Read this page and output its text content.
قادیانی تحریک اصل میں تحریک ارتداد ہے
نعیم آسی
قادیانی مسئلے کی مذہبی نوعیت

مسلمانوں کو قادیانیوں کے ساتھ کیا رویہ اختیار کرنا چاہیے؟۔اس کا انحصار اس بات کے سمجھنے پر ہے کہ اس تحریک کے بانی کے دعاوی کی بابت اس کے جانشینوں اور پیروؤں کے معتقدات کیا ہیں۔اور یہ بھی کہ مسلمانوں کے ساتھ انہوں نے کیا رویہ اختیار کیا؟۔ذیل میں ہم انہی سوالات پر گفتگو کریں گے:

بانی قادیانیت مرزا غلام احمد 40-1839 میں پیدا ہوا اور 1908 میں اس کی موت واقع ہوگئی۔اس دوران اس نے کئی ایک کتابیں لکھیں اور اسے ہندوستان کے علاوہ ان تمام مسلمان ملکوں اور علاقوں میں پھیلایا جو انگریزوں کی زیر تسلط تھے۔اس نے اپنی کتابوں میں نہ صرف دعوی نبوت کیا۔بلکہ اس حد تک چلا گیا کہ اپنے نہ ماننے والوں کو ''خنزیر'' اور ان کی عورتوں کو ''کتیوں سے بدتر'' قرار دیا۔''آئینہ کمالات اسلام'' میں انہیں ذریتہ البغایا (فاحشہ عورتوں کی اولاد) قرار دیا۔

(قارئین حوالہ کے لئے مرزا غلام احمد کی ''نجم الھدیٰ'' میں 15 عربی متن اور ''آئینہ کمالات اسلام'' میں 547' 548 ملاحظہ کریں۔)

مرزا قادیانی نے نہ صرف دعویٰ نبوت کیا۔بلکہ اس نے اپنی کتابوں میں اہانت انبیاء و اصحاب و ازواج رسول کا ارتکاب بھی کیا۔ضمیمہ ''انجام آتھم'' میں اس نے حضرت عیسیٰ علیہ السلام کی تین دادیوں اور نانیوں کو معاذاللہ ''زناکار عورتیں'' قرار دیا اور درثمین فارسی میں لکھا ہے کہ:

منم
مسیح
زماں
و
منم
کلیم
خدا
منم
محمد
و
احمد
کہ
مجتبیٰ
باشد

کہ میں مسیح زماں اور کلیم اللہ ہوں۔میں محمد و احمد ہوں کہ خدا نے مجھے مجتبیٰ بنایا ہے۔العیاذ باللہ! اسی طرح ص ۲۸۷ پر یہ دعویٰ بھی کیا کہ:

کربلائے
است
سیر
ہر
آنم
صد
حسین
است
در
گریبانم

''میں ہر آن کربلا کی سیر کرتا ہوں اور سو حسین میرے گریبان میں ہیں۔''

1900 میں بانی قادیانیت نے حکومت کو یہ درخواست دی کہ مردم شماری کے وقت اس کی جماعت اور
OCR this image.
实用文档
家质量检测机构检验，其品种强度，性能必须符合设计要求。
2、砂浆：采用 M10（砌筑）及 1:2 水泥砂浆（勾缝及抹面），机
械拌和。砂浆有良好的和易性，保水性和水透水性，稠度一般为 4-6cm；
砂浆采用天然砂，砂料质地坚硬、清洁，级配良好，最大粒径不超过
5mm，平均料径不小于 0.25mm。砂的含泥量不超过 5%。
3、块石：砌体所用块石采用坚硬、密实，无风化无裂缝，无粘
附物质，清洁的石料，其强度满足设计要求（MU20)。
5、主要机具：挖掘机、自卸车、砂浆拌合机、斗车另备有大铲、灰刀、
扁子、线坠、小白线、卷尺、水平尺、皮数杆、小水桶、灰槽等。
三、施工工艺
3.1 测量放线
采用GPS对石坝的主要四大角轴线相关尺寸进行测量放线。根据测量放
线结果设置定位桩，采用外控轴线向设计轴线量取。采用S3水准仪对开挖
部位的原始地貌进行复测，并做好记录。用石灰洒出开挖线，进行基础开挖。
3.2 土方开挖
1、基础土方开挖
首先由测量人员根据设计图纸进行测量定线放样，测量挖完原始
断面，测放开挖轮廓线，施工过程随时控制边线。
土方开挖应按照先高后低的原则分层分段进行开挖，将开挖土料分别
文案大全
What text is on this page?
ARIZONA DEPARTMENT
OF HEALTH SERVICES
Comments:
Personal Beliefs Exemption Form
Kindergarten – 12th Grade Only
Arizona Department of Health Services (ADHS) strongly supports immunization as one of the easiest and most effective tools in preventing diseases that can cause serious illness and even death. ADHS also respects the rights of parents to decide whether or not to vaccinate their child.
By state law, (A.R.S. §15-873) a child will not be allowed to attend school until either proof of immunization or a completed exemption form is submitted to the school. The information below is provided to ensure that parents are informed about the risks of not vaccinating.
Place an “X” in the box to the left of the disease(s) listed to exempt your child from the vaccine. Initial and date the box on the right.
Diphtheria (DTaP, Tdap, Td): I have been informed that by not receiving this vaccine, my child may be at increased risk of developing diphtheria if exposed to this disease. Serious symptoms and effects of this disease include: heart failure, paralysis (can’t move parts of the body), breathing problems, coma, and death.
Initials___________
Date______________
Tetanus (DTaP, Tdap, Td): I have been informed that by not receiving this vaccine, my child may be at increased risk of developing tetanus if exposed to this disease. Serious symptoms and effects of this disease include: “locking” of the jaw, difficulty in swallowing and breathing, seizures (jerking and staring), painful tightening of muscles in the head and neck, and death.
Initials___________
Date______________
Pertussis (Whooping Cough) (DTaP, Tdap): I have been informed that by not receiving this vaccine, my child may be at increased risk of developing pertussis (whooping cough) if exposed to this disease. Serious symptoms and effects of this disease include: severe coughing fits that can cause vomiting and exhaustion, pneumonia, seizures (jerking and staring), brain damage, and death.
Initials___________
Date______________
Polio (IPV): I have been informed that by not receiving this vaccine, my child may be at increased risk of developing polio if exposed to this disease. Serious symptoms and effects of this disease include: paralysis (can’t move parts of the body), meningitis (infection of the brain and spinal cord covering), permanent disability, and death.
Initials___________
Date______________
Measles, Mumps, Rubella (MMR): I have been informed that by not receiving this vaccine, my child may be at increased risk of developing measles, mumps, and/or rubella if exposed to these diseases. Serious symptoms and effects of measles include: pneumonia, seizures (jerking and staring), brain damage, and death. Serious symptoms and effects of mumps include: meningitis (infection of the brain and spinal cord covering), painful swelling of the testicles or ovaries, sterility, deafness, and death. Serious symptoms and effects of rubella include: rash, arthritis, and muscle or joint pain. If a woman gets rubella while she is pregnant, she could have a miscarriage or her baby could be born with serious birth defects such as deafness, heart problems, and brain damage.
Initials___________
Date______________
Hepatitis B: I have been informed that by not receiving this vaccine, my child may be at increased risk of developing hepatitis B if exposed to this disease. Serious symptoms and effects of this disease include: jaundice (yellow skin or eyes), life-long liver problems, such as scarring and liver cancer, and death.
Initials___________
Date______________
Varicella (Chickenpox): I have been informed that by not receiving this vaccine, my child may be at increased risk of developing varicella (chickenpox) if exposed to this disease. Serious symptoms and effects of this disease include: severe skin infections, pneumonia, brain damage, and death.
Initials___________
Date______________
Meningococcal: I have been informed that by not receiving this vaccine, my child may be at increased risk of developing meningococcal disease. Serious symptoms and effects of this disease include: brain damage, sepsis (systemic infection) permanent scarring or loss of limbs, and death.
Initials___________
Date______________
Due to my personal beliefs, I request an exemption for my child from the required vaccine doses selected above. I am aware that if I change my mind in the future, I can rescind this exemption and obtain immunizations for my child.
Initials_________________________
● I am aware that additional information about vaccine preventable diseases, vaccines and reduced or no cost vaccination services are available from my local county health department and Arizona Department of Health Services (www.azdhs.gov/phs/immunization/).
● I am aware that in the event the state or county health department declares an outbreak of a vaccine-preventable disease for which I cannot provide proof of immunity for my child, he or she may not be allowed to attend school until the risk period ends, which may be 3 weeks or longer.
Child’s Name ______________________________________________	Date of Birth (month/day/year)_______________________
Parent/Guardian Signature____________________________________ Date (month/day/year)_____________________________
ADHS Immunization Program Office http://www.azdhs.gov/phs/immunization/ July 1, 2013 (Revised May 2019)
______
Aim of the task -> Where a line of the material above holds the string "diseases", copy that line.

Completed exercise ->
Arizona Department of Health Services (ADHS) strongly supports immunization as one of the easiest and most effective tools in preventing diseases that can cause serious illness and even death. ADHS also respects the rights of parents to decide whether or not to vaccinate their child.
Measles, Mumps, Rubella (MMR): I have been informed that by not receiving this vaccine, my child may be at increased risk of developing measles, mumps, and/or rubella if exposed to these diseases. Serious symptoms and effects of measles include: pneumonia, seizures (jerking and staring), brain damage, and death. Serious symptoms and effects of mumps include: meningitis (infection of the brain and spinal cord covering), painful swelling of the testicles or ovaries, sterility, deafness, and death. Serious symptoms and effects of rubella include: rash, arthritis, and muscle or joint pain. If a woman gets rubella while she is pregnant, she could have a miscarriage or her baby could be born with serious birth defects such as deafness, heart problems, and brain damage.
● I am aware that additional information about vaccine preventable diseases, vaccines and reduced or no cost vaccination services are available from my local county health department and Arizona Department of Health Services (www.azdhs.gov/phs/immunization/).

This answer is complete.